The problem:
Extract every line from the records below that contains the word "decrees", treating uppercase and lowercase letters as distinct.

═════ Entries shown ═════

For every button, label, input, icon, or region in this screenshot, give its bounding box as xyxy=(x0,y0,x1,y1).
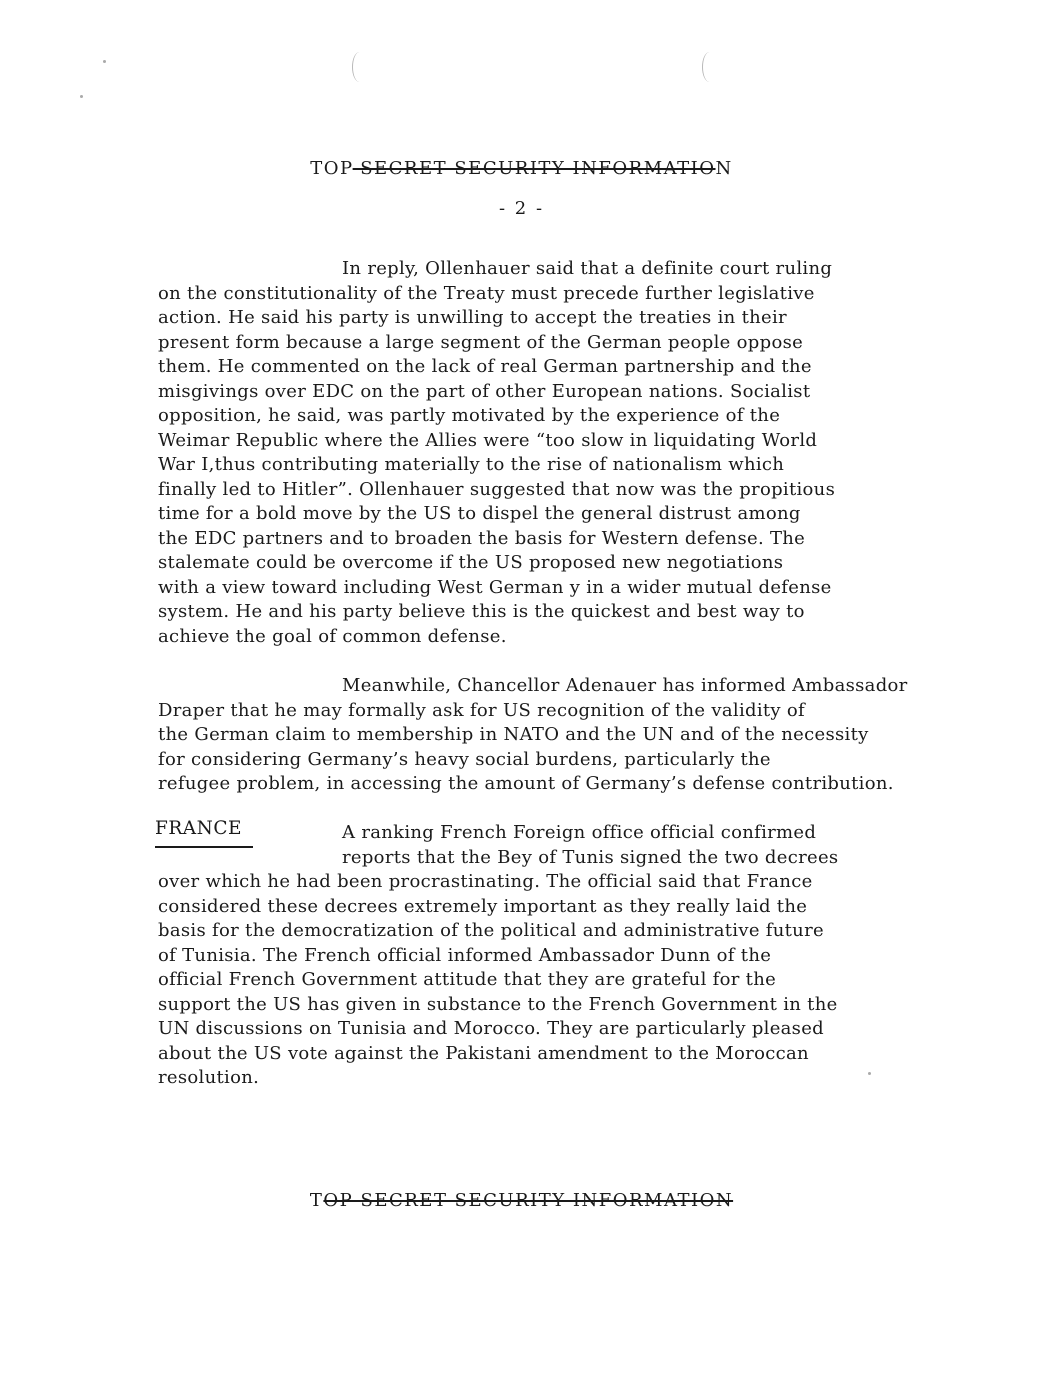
section-label-france: FRANCE xyxy=(155,818,242,839)
text-line: over which he had been procrastinating. The official said that France xyxy=(158,871,813,892)
text-line: refugee problem, in accessing the amount of Germany’s defense contribution. xyxy=(158,773,894,794)
text-line: misgivings over EDC on the part of other European nations. Socialist xyxy=(158,380,811,402)
text-line: Draper that he may formally ask for US recognition of the validity of xyxy=(158,699,806,721)
punch-hole-right xyxy=(702,52,717,82)
paper-speck xyxy=(80,95,83,98)
text-line: on the constitutionality of the Treaty must precede further legislative xyxy=(158,282,815,304)
text-line: with a view toward including West German y in a wider mutual defense xyxy=(158,576,832,598)
text-line: the German claim to membership in NATO and the UN and of the necessity xyxy=(158,724,869,745)
text-line: present form because a large segment of the German people oppose xyxy=(158,331,804,353)
text-line: action. He said his party is unwilling to accept the treaties in their xyxy=(158,307,787,328)
text-line: for considering Germany’s heavy social burdens, particularly the xyxy=(158,748,771,770)
text-line: UN discussions on Tunisia and Morocco. They are particularly pleased xyxy=(158,1018,824,1039)
text-line: finally led to Hitler”. Ollenhauer suggested that now was the propitious xyxy=(158,478,836,500)
classification-header xyxy=(0,158,1043,179)
classification-prefix: TOP xyxy=(310,158,353,179)
paper-speck xyxy=(103,60,106,63)
text-line: stalemate could be overcome if the US proposed new negotiations xyxy=(158,552,784,573)
text-line: them. He commented on the lack of real German partnership and the xyxy=(158,356,812,377)
text-line: Meanwhile, Chancellor Adenauer has informed Ambassador xyxy=(342,675,908,696)
text-line: system. He and his party believe this is the quickest and best way to xyxy=(158,601,805,622)
text-line: official French Government attitude that they are grateful for the xyxy=(158,969,777,990)
classification-struck-text: OP SECRET SECURITY INFORMATION xyxy=(323,1190,734,1211)
text-line: achieve the goal of common defense. xyxy=(158,625,507,647)
text-line: Weimar Republic where the Allies were “too slow in liquidating World xyxy=(158,429,818,451)
text-line: War I,thus contributing materially to the rise of nationalism which xyxy=(158,454,785,475)
text-line: In reply, Ollenhauer said that a definite court ruling xyxy=(342,258,833,279)
text-line: A ranking French Foreign office official confirmed xyxy=(342,822,817,843)
text-line: about the US vote against the Pakistani amendment to the Moroccan xyxy=(158,1042,809,1064)
text-line: of Tunisia. The French official informed Ambassador Dunn of the xyxy=(158,944,772,966)
classification-struck-text: -SECRET SECURITY INFORMATIO xyxy=(352,158,716,179)
page-number: - 2 - xyxy=(498,198,545,219)
text-line: time for a bold move by the US to dispel the general distrust among xyxy=(158,503,801,524)
france-paragraph xyxy=(158,821,988,1091)
classification-footer xyxy=(0,1190,1043,1211)
classification-suffix: N xyxy=(715,158,733,179)
text-line: considered these decrees extremely important as they really laid the xyxy=(158,895,808,917)
germany-paragraph-1 xyxy=(158,257,988,649)
text-line: the EDC partners and to broaden the basis for Western defense. The xyxy=(158,527,806,549)
text-line: reports that the Bey of Tunis signed the two decrees xyxy=(342,846,839,868)
text-line: support the US has given in substance to the French Government in the xyxy=(158,993,838,1015)
germany-paragraph-2 xyxy=(158,674,988,797)
text-line: opposition, he said, was partly motivated by the experience of the xyxy=(158,405,781,426)
text-line: resolution. xyxy=(158,1067,260,1088)
classification-prefix: T xyxy=(309,1190,324,1211)
text-line: basis for the democratization of the political and administrative future xyxy=(158,920,824,941)
punch-hole-left xyxy=(352,52,367,82)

═════

Reply:
text-line: considered these decrees extremely important as they really laid the xyxy=(158,895,808,917)
text-line: reports that the Bey of Tunis signed the two decrees xyxy=(342,846,839,868)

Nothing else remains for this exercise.